**Extracted data:**
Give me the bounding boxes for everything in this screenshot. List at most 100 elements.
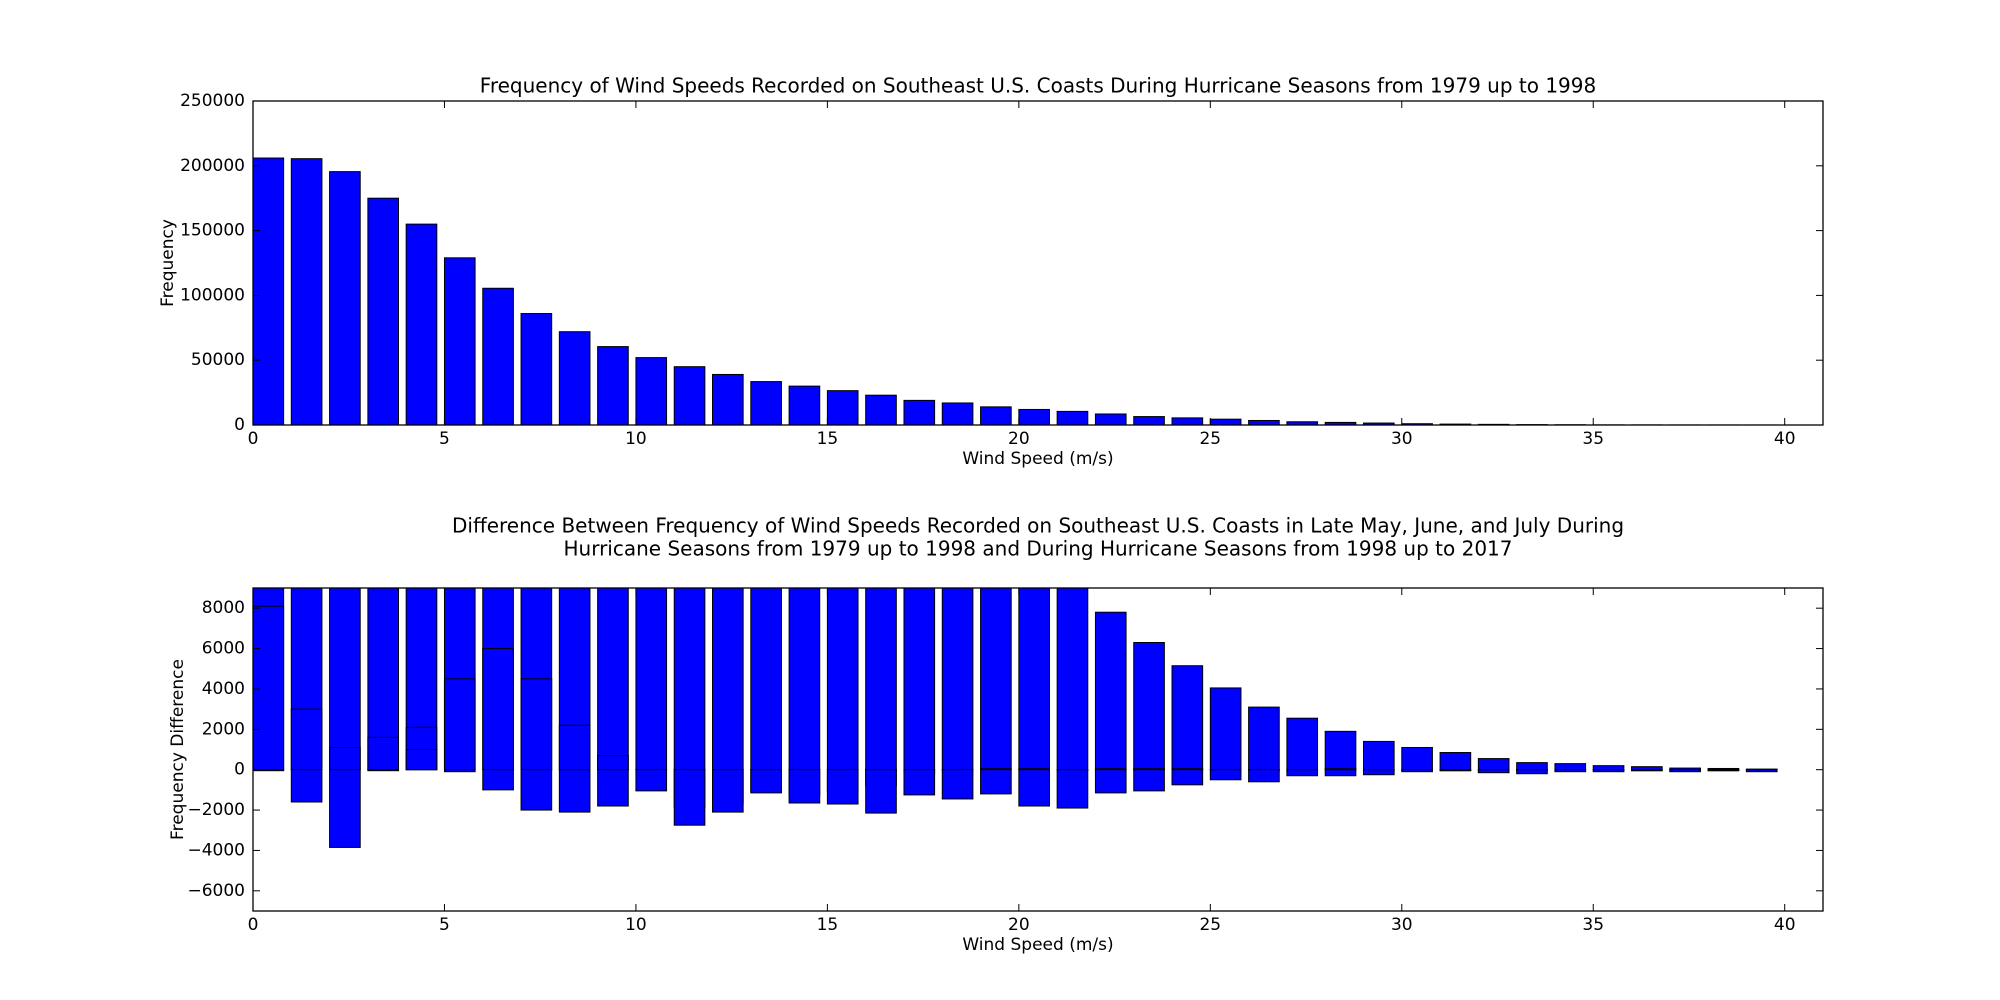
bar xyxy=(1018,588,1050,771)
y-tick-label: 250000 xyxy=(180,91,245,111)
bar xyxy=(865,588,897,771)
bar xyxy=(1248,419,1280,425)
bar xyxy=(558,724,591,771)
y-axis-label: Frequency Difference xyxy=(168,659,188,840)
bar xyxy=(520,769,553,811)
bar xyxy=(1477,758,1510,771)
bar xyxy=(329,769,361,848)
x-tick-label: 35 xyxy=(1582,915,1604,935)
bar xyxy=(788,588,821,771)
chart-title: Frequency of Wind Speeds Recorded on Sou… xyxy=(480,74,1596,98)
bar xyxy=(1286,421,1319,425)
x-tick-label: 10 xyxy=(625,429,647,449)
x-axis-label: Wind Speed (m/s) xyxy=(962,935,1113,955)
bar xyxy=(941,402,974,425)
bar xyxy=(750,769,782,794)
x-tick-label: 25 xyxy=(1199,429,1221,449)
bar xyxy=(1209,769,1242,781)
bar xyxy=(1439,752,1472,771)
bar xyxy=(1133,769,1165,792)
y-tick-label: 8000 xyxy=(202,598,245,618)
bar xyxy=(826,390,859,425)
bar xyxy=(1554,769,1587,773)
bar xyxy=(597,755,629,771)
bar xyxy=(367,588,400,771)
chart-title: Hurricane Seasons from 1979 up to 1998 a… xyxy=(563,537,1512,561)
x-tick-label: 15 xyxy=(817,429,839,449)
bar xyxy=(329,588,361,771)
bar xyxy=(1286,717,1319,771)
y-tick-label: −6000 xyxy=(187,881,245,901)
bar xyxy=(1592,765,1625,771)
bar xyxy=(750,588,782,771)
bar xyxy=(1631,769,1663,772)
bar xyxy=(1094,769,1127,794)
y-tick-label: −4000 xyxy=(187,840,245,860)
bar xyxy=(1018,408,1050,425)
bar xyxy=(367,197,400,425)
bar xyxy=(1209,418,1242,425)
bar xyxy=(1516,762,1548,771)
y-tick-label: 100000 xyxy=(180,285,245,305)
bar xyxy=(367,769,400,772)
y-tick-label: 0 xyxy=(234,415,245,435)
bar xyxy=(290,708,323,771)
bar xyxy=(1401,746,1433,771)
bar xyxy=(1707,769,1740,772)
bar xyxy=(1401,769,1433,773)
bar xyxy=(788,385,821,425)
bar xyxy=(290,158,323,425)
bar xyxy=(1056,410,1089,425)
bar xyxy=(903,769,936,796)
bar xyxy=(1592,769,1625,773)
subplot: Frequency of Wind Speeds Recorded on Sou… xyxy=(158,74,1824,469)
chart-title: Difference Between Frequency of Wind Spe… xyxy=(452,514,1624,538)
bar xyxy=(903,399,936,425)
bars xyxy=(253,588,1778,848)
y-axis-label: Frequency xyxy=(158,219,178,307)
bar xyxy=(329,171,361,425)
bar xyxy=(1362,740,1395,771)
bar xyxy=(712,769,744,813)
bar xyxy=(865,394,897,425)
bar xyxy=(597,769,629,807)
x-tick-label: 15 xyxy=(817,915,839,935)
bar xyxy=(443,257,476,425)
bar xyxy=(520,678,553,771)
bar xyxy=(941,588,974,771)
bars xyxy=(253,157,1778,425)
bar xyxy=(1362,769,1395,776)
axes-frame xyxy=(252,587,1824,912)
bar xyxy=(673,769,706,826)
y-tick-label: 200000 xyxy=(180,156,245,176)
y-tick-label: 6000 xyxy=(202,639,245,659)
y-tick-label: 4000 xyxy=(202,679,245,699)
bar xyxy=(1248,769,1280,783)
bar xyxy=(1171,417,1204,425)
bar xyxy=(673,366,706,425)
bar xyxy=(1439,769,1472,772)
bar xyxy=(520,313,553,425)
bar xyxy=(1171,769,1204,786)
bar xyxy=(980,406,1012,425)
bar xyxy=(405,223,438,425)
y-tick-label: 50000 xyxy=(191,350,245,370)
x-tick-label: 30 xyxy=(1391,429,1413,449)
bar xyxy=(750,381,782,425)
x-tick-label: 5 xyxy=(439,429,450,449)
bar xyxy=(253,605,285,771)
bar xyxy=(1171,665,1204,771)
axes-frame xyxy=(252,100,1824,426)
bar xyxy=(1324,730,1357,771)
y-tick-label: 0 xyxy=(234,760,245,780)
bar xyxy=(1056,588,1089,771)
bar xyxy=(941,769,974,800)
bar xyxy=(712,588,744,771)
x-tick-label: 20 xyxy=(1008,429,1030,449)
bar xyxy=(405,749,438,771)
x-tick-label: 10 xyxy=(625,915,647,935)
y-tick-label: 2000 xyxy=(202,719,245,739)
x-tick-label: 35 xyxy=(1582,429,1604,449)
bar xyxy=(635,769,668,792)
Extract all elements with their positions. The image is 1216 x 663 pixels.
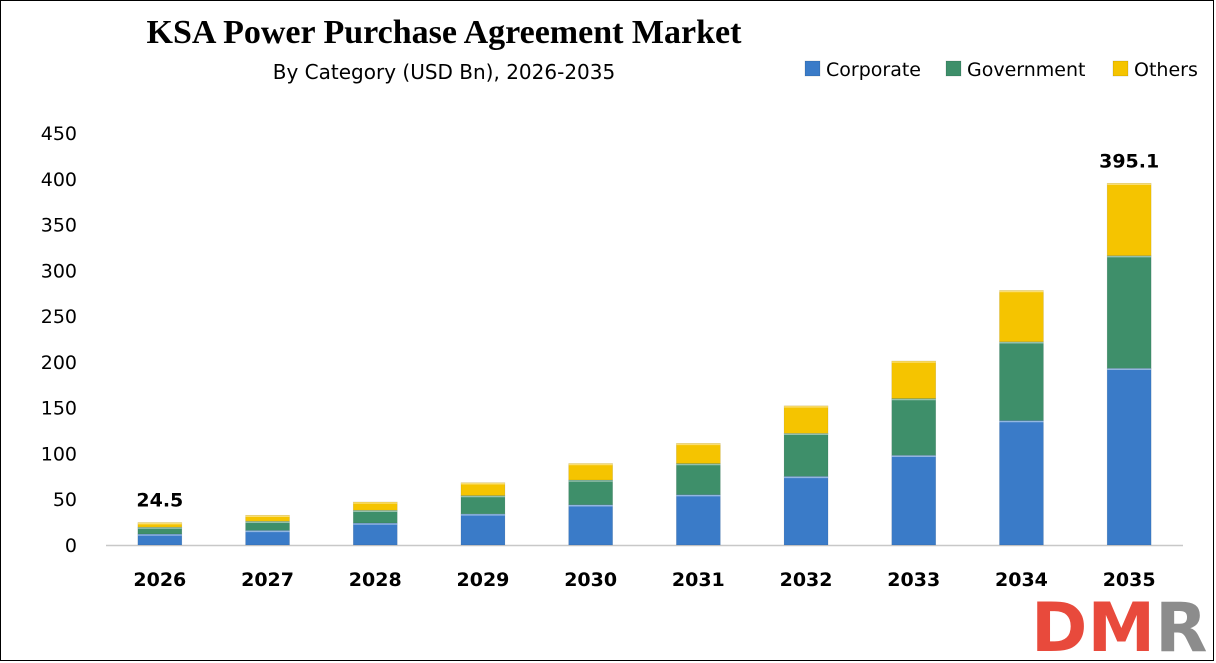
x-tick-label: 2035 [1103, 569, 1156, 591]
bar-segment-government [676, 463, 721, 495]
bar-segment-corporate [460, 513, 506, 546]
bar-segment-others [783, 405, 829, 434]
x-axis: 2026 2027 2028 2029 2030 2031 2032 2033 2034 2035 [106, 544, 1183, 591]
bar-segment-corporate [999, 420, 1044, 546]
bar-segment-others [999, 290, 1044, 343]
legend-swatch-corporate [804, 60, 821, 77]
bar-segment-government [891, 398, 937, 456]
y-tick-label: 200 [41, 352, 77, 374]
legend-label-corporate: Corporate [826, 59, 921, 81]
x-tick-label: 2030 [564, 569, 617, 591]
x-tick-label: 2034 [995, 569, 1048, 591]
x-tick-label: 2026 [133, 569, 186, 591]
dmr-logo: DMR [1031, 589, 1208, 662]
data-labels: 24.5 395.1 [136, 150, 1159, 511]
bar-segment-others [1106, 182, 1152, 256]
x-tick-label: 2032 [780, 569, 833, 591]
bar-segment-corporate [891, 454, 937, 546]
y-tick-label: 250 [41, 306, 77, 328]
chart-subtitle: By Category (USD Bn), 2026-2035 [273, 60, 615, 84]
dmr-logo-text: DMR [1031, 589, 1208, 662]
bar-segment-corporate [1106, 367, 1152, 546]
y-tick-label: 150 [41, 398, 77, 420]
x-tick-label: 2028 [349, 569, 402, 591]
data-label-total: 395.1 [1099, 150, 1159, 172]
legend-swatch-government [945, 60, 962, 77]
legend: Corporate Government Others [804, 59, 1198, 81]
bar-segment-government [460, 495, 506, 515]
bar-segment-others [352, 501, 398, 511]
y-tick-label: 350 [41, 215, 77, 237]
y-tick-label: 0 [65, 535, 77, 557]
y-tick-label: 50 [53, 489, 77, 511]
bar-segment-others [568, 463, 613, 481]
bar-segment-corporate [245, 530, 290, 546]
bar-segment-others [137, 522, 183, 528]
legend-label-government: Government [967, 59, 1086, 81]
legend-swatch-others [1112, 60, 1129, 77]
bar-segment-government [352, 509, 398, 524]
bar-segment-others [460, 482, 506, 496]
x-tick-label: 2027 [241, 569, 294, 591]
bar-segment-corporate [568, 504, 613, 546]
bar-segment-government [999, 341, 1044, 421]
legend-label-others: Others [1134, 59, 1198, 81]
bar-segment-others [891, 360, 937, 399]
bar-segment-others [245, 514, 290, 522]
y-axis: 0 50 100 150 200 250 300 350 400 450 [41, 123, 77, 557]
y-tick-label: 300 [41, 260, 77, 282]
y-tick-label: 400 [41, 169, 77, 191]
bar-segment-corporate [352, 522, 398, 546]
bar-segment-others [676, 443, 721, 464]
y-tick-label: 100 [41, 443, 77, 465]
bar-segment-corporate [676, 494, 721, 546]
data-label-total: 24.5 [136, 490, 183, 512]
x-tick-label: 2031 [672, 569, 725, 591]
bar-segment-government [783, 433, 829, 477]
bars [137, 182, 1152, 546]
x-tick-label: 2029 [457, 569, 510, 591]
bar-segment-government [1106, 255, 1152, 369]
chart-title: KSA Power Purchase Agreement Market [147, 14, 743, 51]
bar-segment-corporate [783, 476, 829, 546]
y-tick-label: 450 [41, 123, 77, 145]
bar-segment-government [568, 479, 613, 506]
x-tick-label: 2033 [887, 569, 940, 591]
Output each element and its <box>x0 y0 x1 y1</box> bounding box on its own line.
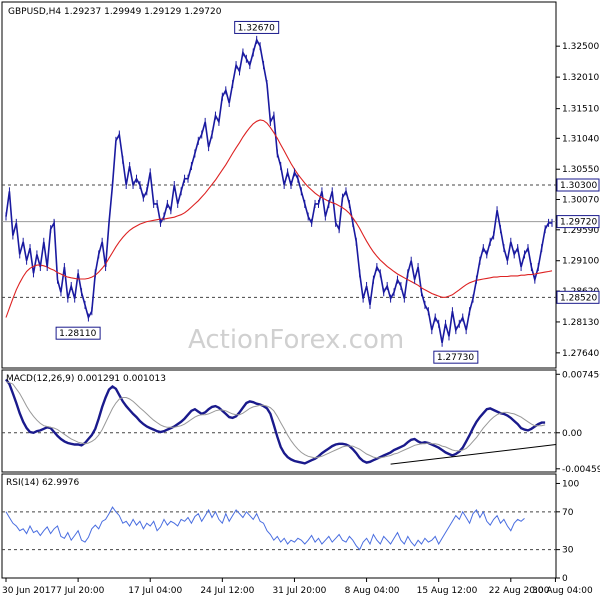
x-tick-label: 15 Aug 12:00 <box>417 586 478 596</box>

**Short problem:** Copy the lines word for word, starting at the line that contains "bar xyxy=(1018,588,1050,771)" and ending at the line that contains "bar xyxy=(1209,769,1242,781)".

**Reply to the exercise:**
bar xyxy=(1018,588,1050,771)
y-tick-label: 250000 xyxy=(180,91,245,111)
bar xyxy=(865,588,897,771)
bar xyxy=(1248,419,1280,425)
bar xyxy=(558,724,591,771)
y-axis-label: Frequency Difference xyxy=(168,659,188,840)
bar xyxy=(520,769,553,811)
bar xyxy=(1477,758,1510,771)
bar xyxy=(329,769,361,848)
x-tick-label: 35 xyxy=(1582,915,1604,935)
bar xyxy=(788,588,821,771)
chart-title: Frequency of Wind Speeds Recorded on Sou… xyxy=(480,74,1596,98)
bar xyxy=(1286,421,1319,425)
x-tick-label: 10 xyxy=(625,429,647,449)
x-axis-label: Wind Speed (m/s) xyxy=(962,935,1113,955)
bar xyxy=(941,402,974,425)
bar xyxy=(750,769,782,794)
x-tick-label: 25 xyxy=(1199,429,1221,449)
bar xyxy=(1209,769,1242,781)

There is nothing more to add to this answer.